■ **What you have to do**: The response should contain every record, reproduced exactly.

■ **Dataset excerpts**:

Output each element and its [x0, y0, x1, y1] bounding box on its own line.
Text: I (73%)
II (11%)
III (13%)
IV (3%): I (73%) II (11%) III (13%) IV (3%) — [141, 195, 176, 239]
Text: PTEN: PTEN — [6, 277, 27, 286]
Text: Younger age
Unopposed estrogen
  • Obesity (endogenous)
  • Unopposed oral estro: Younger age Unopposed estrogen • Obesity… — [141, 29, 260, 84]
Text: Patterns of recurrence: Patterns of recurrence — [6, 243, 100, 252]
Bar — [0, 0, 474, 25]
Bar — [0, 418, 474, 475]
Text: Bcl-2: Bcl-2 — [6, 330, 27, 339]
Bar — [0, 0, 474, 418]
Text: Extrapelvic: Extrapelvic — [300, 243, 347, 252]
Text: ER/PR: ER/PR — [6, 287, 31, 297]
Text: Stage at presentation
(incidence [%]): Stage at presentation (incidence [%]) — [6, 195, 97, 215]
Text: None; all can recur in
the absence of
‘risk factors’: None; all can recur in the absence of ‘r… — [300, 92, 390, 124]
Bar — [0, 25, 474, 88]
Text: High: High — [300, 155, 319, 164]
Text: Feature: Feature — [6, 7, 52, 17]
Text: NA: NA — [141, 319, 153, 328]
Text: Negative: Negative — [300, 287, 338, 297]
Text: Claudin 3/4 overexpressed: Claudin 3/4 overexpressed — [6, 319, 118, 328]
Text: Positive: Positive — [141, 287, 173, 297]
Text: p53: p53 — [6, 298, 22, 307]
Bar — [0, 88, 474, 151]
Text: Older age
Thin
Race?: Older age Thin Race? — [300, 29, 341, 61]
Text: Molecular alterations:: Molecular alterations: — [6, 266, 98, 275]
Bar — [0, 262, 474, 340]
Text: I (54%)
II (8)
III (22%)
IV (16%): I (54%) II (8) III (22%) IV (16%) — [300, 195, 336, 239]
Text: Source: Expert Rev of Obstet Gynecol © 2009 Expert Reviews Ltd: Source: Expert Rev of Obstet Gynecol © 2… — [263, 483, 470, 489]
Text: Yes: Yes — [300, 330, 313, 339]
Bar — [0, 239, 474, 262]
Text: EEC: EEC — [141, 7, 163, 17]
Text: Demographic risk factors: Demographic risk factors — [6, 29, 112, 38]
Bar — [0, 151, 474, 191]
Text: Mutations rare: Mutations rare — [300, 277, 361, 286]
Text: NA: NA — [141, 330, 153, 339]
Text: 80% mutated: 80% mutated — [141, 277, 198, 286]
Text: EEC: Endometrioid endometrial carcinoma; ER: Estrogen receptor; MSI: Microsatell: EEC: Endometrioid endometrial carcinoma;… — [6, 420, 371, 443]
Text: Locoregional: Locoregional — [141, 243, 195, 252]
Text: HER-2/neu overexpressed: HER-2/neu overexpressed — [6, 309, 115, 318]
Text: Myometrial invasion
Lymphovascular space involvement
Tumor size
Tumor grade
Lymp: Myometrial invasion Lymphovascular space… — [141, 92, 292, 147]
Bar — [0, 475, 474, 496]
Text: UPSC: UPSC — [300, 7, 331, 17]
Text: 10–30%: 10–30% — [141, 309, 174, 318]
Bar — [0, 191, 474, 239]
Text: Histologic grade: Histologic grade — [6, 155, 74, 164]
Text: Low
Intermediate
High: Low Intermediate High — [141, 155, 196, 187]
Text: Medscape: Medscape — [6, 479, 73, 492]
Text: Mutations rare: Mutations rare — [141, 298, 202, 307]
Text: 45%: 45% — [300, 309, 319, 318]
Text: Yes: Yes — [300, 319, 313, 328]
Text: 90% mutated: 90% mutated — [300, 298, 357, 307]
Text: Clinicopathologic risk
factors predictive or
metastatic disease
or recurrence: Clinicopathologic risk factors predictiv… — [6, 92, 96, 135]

■ **Output of the task**:
Output each element and its [x0, y0, x1, y1] bounding box on its own line.
Text: I (73%)
II (11%)
III (13%)
IV (3%): I (73%) II (11%) III (13%) IV (3%) — [141, 195, 176, 239]
Text: PTEN: PTEN — [6, 277, 27, 286]
Text: Younger age
Unopposed estrogen
  • Obesity (endogenous)
  • Unopposed oral estro: Younger age Unopposed estrogen • Obesity… — [141, 29, 260, 84]
Text: Patterns of recurrence: Patterns of recurrence — [6, 243, 100, 252]
Bar — [0, 0, 474, 25]
Bar — [0, 418, 474, 475]
Text: Bcl-2: Bcl-2 — [6, 330, 27, 339]
Bar — [0, 0, 474, 418]
Text: Extrapelvic: Extrapelvic — [300, 243, 347, 252]
Text: ER/PR: ER/PR — [6, 287, 31, 297]
Text: Stage at presentation
(incidence [%]): Stage at presentation (incidence [%]) — [6, 195, 97, 215]
Text: None; all can recur in
the absence of
‘risk factors’: None; all can recur in the absence of ‘r… — [300, 92, 390, 124]
Bar — [0, 25, 474, 88]
Text: High: High — [300, 155, 319, 164]
Text: Feature: Feature — [6, 7, 52, 17]
Text: NA: NA — [141, 319, 153, 328]
Text: Negative: Negative — [300, 287, 338, 297]
Text: Claudin 3/4 overexpressed: Claudin 3/4 overexpressed — [6, 319, 118, 328]
Text: Positive: Positive — [141, 287, 173, 297]
Text: p53: p53 — [6, 298, 22, 307]
Bar — [0, 88, 474, 151]
Text: Older age
Thin
Race?: Older age Thin Race? — [300, 29, 341, 61]
Text: Molecular alterations:: Molecular alterations: — [6, 266, 98, 275]
Bar — [0, 262, 474, 340]
Text: I (54%)
II (8)
III (22%)
IV (16%): I (54%) II (8) III (22%) IV (16%) — [300, 195, 336, 239]
Text: Source: Expert Rev of Obstet Gynecol © 2009 Expert Reviews Ltd: Source: Expert Rev of Obstet Gynecol © 2… — [263, 483, 470, 489]
Text: Yes: Yes — [300, 330, 313, 339]
Bar — [0, 239, 474, 262]
Text: EEC: EEC — [141, 7, 163, 17]
Text: Demographic risk factors: Demographic risk factors — [6, 29, 112, 38]
Bar — [0, 151, 474, 191]
Text: Mutations rare: Mutations rare — [300, 277, 361, 286]
Text: NA: NA — [141, 330, 153, 339]
Text: 80% mutated: 80% mutated — [141, 277, 198, 286]
Text: EEC: Endometrioid endometrial carcinoma; ER: Estrogen receptor; MSI: Microsatell: EEC: Endometrioid endometrial carcinoma;… — [6, 420, 371, 443]
Text: Locoregional: Locoregional — [141, 243, 195, 252]
Text: HER-2/neu overexpressed: HER-2/neu overexpressed — [6, 309, 115, 318]
Text: Myometrial invasion
Lymphovascular space involvement
Tumor size
Tumor grade
Lymp: Myometrial invasion Lymphovascular space… — [141, 92, 292, 147]
Bar — [0, 475, 474, 496]
Text: UPSC: UPSC — [300, 7, 331, 17]
Text: 10–30%: 10–30% — [141, 309, 174, 318]
Bar — [0, 191, 474, 239]
Text: Histologic grade: Histologic grade — [6, 155, 74, 164]
Text: Low
Intermediate
High: Low Intermediate High — [141, 155, 196, 187]
Text: Medscape: Medscape — [6, 479, 73, 492]
Text: Mutations rare: Mutations rare — [141, 298, 202, 307]
Text: 45%: 45% — [300, 309, 319, 318]
Text: Yes: Yes — [300, 319, 313, 328]
Text: 90% mutated: 90% mutated — [300, 298, 357, 307]
Text: Clinicopathologic risk
factors predictive or
metastatic disease
or recurrence: Clinicopathologic risk factors predictiv… — [6, 92, 96, 135]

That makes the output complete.